===== Dataset excerpts =====

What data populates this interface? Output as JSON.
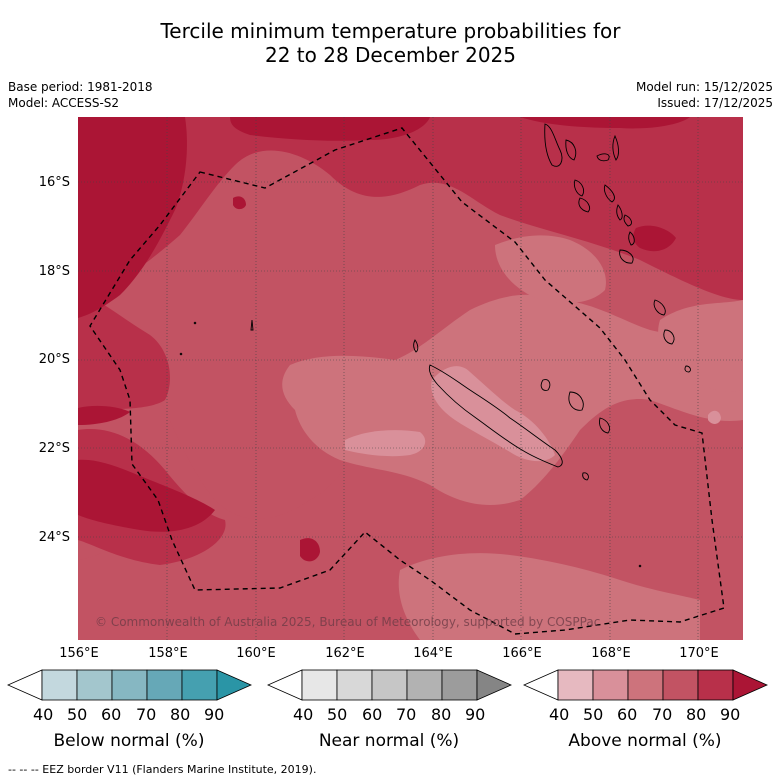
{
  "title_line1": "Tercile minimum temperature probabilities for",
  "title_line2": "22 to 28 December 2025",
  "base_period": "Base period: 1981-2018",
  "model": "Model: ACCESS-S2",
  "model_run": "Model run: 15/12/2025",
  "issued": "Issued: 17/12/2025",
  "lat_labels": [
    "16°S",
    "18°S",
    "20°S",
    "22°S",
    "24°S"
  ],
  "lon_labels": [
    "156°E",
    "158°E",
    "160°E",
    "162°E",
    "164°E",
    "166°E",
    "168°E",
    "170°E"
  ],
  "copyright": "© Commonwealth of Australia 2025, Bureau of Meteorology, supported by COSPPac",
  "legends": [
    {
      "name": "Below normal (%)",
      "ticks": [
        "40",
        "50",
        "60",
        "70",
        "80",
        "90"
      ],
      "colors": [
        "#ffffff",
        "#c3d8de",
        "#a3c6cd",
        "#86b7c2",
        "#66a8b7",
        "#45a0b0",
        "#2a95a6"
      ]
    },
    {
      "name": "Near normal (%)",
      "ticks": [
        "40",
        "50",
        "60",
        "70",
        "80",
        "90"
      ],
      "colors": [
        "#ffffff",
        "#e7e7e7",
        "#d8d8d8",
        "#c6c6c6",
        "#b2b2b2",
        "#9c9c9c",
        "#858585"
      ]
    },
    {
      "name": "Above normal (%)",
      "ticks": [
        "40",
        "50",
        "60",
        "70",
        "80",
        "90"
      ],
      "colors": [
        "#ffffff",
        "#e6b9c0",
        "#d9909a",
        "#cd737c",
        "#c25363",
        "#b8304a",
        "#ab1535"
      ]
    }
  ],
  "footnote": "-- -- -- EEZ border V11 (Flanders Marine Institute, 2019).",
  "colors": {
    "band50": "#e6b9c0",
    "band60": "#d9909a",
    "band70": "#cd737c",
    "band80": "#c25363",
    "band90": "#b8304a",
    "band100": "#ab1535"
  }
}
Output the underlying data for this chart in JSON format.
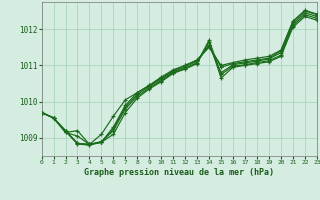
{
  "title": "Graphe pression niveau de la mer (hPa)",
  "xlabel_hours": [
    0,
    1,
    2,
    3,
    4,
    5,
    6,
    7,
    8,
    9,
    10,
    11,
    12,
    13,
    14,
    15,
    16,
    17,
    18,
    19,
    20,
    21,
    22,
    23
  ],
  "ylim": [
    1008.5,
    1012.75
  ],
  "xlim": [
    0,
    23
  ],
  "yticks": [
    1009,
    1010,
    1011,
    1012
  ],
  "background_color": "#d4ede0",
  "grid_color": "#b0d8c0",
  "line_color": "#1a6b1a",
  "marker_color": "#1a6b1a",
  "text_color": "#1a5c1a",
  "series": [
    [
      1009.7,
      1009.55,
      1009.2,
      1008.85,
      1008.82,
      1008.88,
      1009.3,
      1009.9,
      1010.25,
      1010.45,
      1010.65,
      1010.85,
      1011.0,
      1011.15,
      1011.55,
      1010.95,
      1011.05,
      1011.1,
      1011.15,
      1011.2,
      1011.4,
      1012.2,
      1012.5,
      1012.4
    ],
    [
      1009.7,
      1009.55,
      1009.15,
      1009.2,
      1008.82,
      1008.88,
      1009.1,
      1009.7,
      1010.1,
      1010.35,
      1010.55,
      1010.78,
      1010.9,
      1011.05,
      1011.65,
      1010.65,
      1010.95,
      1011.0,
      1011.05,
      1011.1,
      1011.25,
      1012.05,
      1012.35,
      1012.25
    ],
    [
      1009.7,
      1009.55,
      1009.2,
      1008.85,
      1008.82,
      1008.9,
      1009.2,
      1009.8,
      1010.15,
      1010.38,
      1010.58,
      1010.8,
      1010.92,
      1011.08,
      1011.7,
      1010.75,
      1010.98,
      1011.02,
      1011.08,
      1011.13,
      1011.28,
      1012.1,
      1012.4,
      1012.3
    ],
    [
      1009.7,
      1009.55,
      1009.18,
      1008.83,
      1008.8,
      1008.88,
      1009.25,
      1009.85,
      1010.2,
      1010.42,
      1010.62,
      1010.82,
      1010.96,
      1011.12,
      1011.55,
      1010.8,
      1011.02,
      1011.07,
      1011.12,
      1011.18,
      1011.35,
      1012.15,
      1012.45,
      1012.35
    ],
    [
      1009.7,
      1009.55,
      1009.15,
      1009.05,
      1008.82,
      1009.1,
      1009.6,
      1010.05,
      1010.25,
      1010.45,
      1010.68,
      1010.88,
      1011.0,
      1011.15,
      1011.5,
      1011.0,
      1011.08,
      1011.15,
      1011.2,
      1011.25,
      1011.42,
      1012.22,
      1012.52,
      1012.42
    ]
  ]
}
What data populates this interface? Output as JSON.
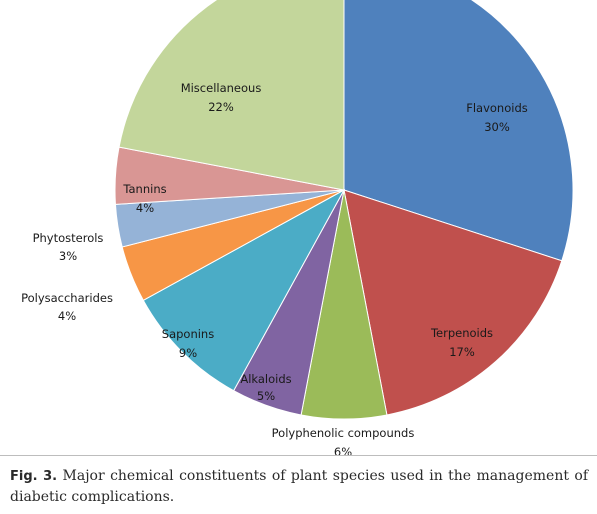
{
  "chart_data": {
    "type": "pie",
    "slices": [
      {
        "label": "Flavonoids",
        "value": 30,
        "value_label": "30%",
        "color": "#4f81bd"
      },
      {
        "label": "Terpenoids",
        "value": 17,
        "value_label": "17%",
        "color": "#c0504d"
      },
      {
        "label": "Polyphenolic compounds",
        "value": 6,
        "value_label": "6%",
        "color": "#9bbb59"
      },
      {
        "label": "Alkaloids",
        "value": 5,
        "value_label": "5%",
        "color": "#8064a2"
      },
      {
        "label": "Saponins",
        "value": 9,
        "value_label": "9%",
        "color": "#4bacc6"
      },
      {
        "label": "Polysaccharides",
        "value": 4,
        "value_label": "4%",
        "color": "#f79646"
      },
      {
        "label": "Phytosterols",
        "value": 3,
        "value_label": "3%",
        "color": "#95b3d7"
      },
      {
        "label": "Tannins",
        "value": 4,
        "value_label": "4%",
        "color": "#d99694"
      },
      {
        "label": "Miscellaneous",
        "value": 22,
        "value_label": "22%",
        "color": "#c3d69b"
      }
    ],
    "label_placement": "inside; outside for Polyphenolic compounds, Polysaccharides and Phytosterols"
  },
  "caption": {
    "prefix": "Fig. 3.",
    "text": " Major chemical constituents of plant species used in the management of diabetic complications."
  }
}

=====
===== Dataset excerpts =====

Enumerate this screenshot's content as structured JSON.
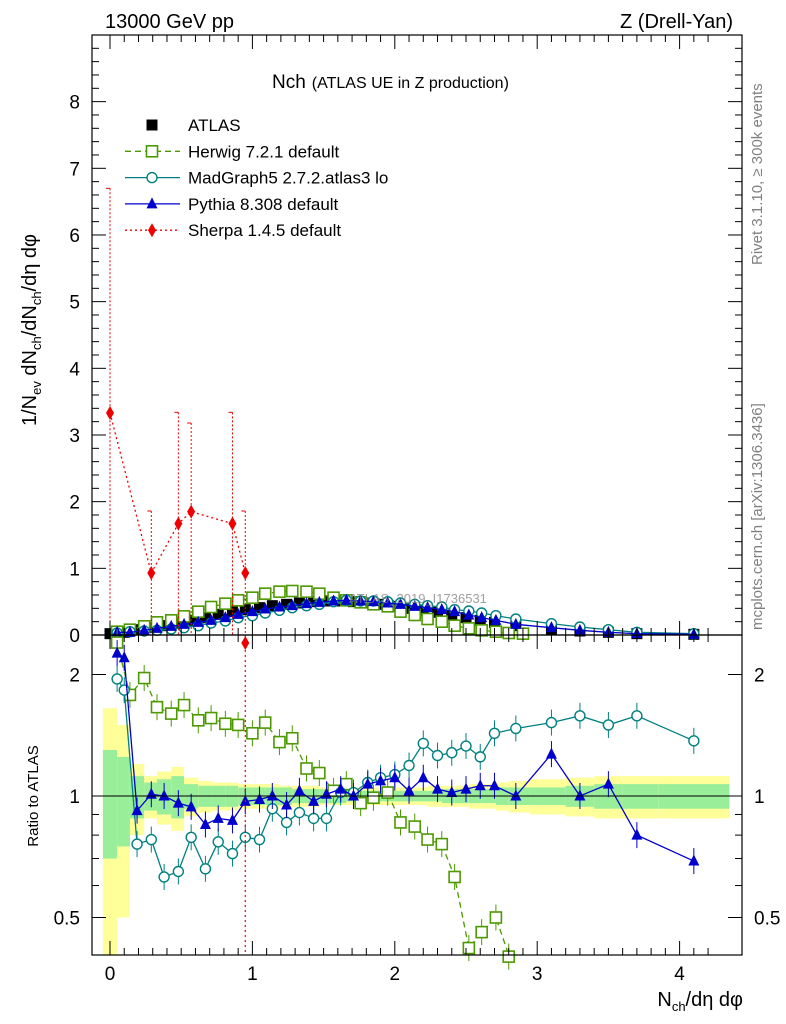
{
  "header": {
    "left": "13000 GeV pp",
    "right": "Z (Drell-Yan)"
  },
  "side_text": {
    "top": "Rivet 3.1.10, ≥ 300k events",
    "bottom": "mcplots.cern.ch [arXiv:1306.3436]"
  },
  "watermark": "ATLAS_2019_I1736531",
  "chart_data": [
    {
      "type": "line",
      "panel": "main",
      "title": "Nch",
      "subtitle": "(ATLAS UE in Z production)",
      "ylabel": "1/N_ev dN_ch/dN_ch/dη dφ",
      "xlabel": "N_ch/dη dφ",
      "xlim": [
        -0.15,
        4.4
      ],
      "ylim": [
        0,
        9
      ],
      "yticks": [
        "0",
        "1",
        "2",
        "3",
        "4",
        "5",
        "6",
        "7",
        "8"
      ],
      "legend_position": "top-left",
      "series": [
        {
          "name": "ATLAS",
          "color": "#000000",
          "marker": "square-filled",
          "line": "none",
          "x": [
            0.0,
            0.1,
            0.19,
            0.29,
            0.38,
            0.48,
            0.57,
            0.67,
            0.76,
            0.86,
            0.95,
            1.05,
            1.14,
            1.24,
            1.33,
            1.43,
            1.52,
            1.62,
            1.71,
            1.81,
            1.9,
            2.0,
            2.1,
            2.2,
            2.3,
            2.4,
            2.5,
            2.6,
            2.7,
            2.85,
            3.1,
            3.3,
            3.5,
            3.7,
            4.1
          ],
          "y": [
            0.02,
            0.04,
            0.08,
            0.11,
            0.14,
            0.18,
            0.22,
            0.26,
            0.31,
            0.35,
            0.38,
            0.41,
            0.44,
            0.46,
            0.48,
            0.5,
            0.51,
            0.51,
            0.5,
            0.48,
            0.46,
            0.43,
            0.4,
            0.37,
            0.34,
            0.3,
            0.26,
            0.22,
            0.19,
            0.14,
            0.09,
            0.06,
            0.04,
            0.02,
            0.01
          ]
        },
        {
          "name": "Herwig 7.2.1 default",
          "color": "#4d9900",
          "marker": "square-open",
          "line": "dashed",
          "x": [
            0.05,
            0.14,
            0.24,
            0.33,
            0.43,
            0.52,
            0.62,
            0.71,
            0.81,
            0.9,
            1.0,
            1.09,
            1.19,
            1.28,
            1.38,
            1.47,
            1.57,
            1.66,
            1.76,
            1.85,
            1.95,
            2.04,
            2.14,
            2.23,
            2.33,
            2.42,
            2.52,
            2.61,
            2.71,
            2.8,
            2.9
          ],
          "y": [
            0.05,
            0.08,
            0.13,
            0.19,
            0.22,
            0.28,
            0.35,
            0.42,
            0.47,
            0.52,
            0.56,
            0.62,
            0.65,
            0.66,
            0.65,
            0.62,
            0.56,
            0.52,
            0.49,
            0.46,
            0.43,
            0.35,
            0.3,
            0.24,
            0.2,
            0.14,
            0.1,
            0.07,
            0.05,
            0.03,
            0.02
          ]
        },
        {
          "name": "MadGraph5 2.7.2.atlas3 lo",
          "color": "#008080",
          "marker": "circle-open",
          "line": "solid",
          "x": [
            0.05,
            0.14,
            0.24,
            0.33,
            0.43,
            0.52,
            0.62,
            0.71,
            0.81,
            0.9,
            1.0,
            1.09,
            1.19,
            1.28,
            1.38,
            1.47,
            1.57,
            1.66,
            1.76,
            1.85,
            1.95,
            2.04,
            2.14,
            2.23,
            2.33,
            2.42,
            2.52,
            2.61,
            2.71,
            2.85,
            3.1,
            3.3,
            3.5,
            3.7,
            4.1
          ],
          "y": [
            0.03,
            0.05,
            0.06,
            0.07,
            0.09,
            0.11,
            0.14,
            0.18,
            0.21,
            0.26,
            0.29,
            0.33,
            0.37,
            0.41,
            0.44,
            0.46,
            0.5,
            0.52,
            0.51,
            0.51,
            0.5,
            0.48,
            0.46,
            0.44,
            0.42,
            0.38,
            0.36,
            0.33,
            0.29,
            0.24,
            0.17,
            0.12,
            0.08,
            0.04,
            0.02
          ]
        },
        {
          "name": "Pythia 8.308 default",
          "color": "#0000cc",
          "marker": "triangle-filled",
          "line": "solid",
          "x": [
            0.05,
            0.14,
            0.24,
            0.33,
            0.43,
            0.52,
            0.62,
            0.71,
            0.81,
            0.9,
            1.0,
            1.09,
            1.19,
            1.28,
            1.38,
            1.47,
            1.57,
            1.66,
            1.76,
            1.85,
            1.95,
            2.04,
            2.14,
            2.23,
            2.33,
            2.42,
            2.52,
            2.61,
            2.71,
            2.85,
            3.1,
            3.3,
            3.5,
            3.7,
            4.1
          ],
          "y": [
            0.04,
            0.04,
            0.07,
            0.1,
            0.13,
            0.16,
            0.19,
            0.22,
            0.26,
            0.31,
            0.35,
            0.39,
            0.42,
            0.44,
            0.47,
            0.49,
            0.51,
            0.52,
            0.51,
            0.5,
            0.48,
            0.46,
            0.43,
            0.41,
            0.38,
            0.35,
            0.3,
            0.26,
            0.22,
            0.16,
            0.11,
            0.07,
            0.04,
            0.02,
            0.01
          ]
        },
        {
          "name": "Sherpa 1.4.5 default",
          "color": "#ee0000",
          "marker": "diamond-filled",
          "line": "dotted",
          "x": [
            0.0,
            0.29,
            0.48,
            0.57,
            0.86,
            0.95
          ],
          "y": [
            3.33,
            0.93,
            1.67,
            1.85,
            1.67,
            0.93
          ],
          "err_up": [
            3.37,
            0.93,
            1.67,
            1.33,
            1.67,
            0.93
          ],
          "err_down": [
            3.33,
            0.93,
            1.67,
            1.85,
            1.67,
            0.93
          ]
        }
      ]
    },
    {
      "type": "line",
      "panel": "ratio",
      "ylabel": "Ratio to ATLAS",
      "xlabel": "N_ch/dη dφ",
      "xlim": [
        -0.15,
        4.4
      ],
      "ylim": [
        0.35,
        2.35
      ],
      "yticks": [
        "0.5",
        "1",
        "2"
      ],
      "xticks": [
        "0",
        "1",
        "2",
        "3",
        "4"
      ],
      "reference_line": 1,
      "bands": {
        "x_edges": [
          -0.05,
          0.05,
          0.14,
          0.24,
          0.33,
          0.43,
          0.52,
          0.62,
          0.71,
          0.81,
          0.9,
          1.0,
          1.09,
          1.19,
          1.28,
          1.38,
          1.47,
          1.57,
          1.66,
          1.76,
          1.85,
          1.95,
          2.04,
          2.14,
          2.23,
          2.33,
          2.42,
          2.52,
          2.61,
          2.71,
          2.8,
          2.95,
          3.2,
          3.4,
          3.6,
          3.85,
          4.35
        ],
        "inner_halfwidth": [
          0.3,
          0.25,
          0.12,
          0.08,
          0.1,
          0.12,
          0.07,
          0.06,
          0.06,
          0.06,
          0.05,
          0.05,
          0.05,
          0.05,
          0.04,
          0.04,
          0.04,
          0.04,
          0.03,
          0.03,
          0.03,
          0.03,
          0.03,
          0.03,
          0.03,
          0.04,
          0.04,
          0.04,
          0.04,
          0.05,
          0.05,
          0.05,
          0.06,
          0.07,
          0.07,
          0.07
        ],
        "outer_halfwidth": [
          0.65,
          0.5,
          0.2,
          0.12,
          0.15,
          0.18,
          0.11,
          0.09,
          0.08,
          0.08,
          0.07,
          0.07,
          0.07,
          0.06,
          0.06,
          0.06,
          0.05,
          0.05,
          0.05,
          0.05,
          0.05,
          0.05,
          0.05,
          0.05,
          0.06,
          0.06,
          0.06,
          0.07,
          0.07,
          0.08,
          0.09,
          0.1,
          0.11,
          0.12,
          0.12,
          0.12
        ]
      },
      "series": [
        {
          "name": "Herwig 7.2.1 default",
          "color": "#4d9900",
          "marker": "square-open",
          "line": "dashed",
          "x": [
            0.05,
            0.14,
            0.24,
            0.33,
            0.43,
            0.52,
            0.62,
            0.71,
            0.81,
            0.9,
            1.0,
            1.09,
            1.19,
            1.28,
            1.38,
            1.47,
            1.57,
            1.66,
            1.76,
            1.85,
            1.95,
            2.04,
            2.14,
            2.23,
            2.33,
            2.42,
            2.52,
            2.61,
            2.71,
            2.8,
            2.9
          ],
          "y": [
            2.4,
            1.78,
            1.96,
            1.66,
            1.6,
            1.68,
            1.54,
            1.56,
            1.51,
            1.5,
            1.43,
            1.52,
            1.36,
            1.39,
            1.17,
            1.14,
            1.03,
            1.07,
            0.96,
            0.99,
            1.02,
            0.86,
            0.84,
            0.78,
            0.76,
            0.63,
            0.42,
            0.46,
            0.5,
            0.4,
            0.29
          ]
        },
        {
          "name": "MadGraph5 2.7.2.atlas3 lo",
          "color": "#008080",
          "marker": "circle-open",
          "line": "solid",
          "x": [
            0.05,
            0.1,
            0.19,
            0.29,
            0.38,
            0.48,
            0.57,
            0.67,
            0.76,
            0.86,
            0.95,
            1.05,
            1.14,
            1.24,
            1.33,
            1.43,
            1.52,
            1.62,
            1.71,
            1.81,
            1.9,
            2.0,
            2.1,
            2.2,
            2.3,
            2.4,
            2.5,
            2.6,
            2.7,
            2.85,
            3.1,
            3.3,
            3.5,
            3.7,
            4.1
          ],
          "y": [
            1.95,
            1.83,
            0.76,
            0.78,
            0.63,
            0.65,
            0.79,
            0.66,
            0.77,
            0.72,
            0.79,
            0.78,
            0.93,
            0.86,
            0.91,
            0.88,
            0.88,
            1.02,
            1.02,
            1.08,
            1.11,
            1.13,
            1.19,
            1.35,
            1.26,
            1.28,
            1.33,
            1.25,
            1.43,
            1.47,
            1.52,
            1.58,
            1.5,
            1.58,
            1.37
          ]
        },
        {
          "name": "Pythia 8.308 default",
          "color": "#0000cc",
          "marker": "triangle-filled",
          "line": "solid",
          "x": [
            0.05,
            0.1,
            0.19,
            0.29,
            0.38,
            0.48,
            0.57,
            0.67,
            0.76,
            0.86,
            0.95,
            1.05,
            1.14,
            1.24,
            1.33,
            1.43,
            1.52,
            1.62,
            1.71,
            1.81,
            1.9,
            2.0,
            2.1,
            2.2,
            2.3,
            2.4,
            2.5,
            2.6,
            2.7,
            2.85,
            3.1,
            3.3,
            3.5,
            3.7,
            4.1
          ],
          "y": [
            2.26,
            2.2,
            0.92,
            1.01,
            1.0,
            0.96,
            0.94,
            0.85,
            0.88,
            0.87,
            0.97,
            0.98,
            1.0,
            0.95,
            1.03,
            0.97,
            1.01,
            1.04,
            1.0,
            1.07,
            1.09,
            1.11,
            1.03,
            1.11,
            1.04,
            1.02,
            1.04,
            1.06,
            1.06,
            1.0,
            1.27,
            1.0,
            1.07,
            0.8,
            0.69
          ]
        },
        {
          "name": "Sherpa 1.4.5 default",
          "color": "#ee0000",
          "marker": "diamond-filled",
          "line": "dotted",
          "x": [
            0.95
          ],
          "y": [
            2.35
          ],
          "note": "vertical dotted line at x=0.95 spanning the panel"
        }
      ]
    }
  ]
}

=====

[Goal]:
Go through the material and copy out every line with "Polyphenolic" in it.

[Solution to the problem]:
        "label": "Polyphenolic compounds",
    "label_placement": "inside; outside for Polyphenolic compounds, Polysaccharides and Phytosterols"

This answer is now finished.